**REQUIREMENTS:**
Reply with one number: how many lines contain the word "median".

▬▬▬▬▬▬

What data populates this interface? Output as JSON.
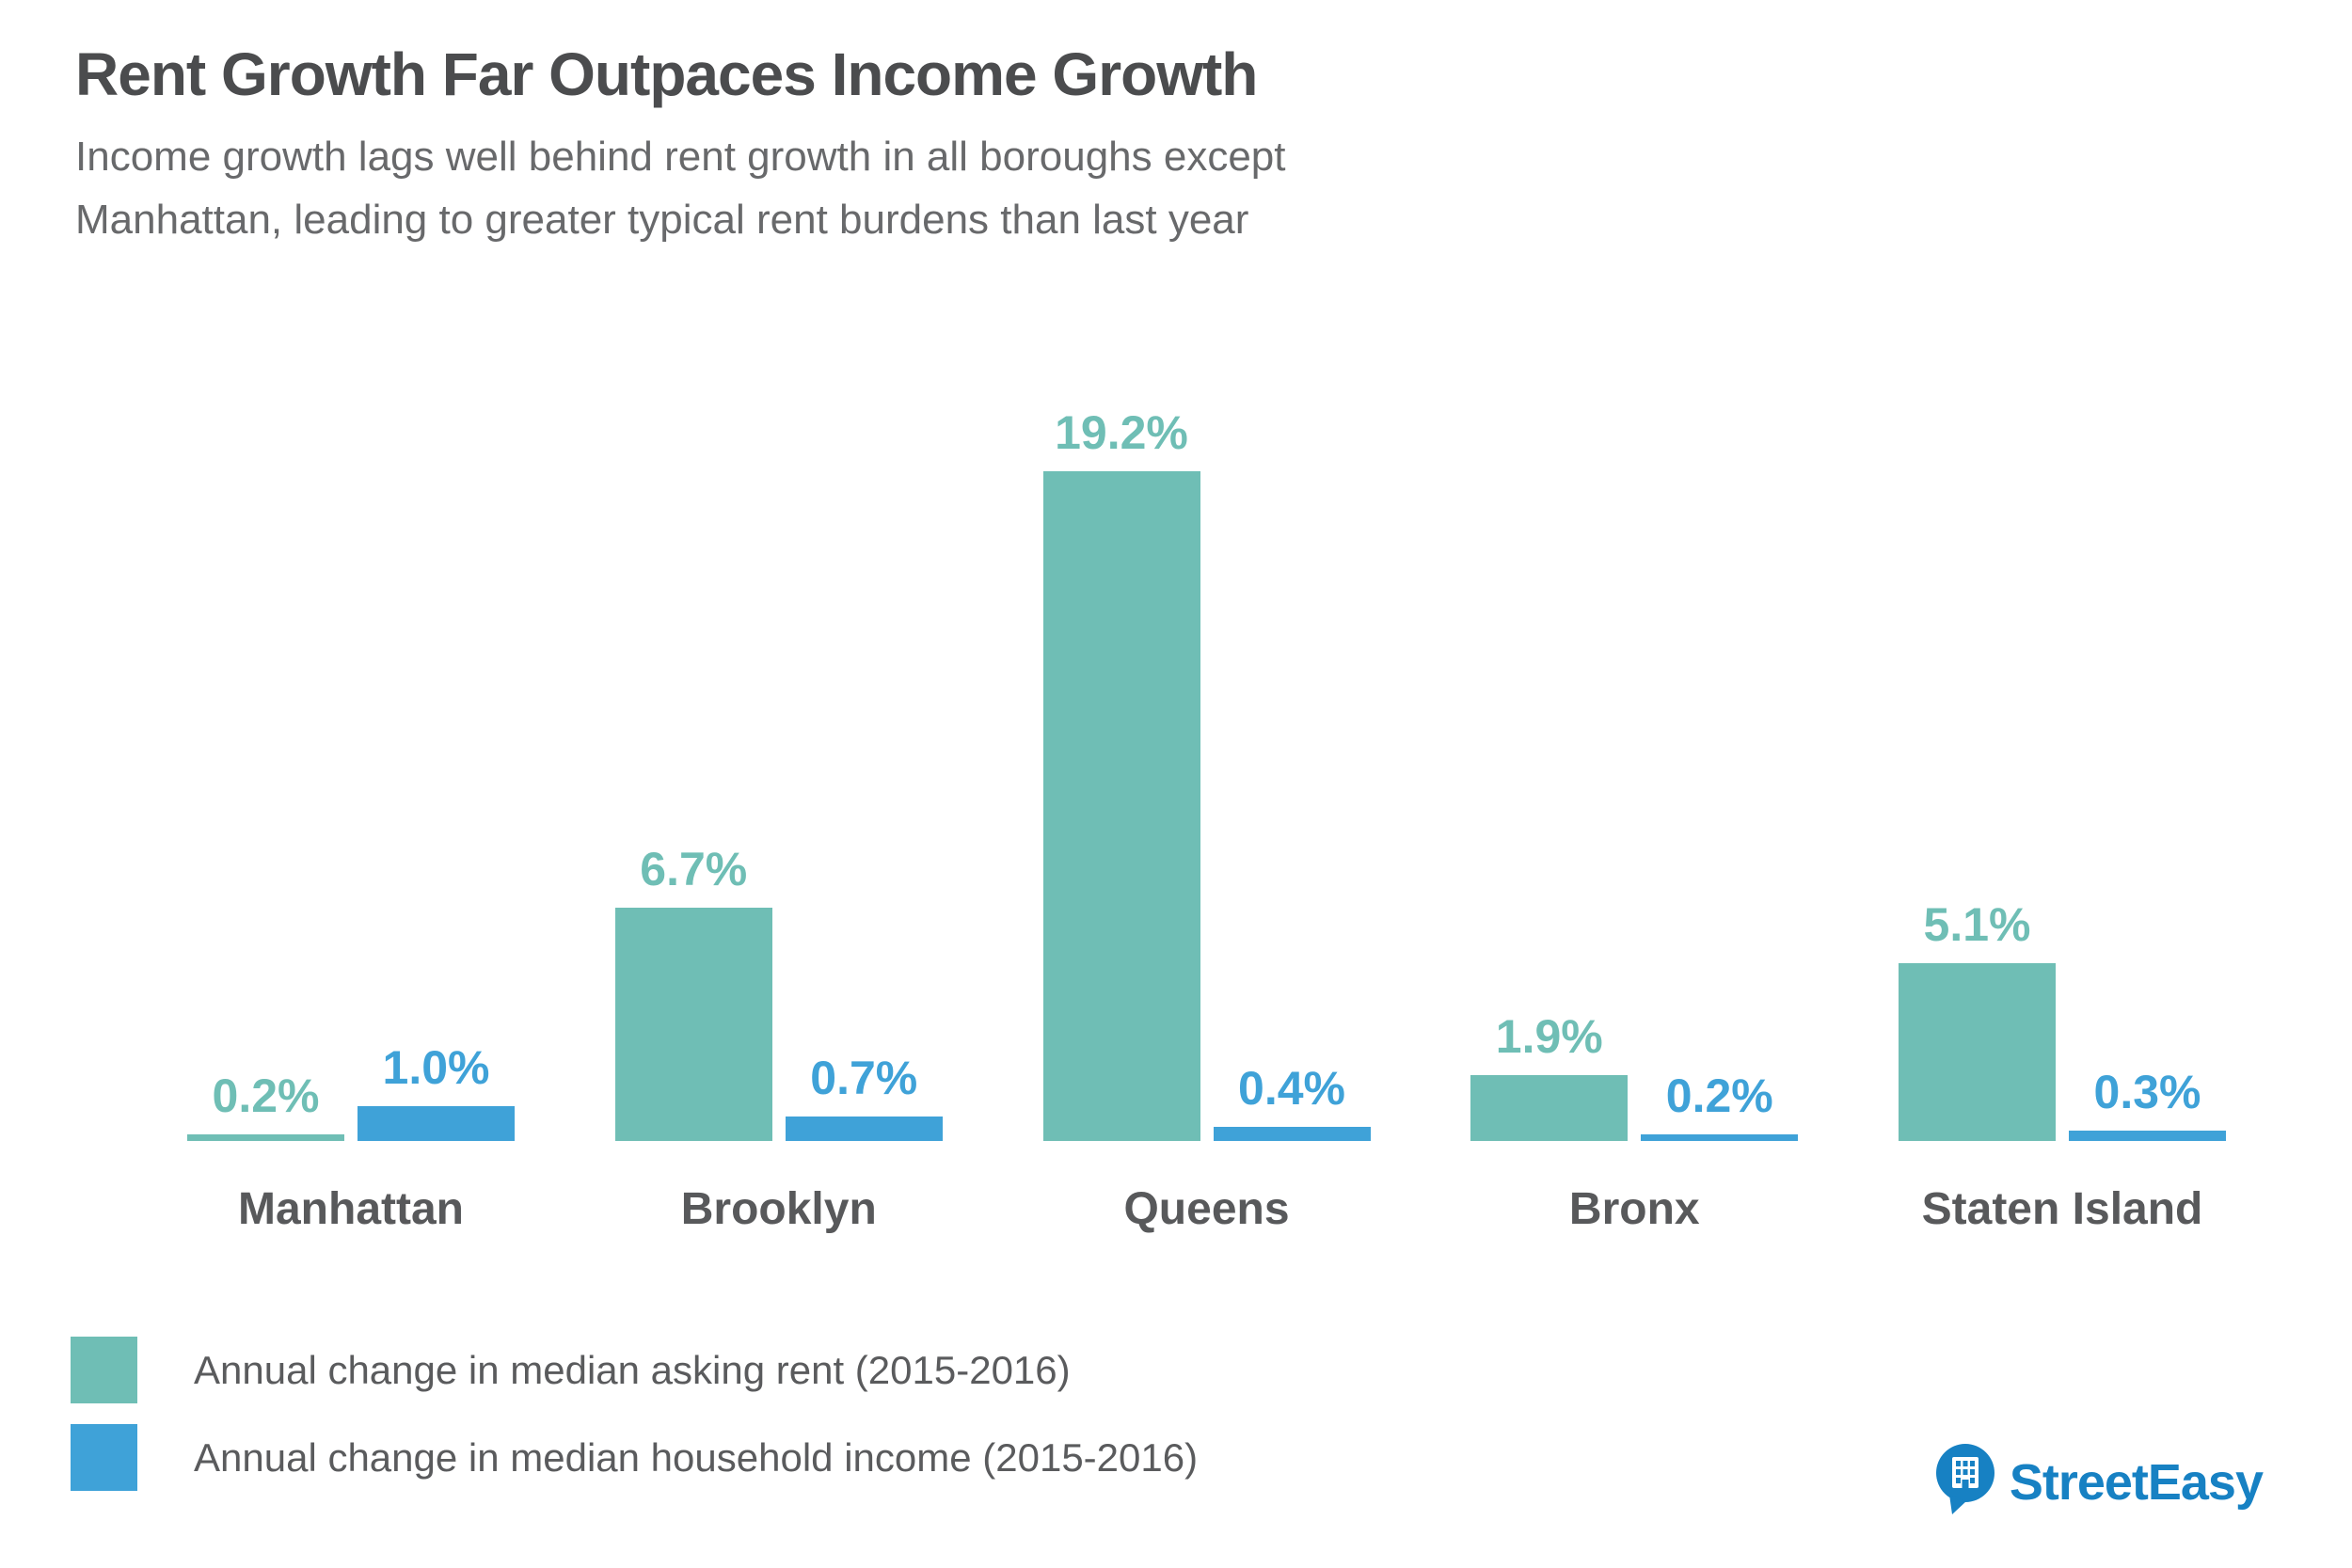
{
  "header": {
    "title": "Rent Growth Far Outpaces Income Growth",
    "subtitle_line1": "Income growth lags well behind rent growth in all boroughs except",
    "subtitle_line2": "Manhattan, leading to greater typical rent burdens than last year"
  },
  "chart_data": {
    "type": "bar",
    "title": "Rent Growth Far Outpaces Income Growth",
    "categories": [
      "Manhattan",
      "Brooklyn",
      "Queens",
      "Bronx",
      "Staten Island"
    ],
    "series": [
      {
        "name": "Annual change in median asking rent (2015-2016)",
        "color": "#6fbeb5",
        "values": [
          0.2,
          6.7,
          19.2,
          1.9,
          5.1
        ],
        "labels": [
          "0.2%",
          "6.7%",
          "19.2%",
          "1.9%",
          "5.1%"
        ]
      },
      {
        "name": "Annual change in median household income (2015-2016)",
        "color": "#3fa2d8",
        "values": [
          1.0,
          0.7,
          0.4,
          0.2,
          0.3
        ],
        "labels": [
          "1.0%",
          "0.7%",
          "0.4%",
          "0.2%",
          "0.3%"
        ]
      }
    ],
    "value_suffix": "%",
    "ylim": [
      0,
      19.2
    ],
    "grid": false,
    "axis_lines": false,
    "value_labels": "above-bars",
    "legend_position": "bottom-left"
  },
  "footer": {
    "brand": "StreetEasy",
    "brand_color": "#1781c3"
  }
}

▬▬▬▬▬▬

**ANSWER TO THIS PROBLEM:**
2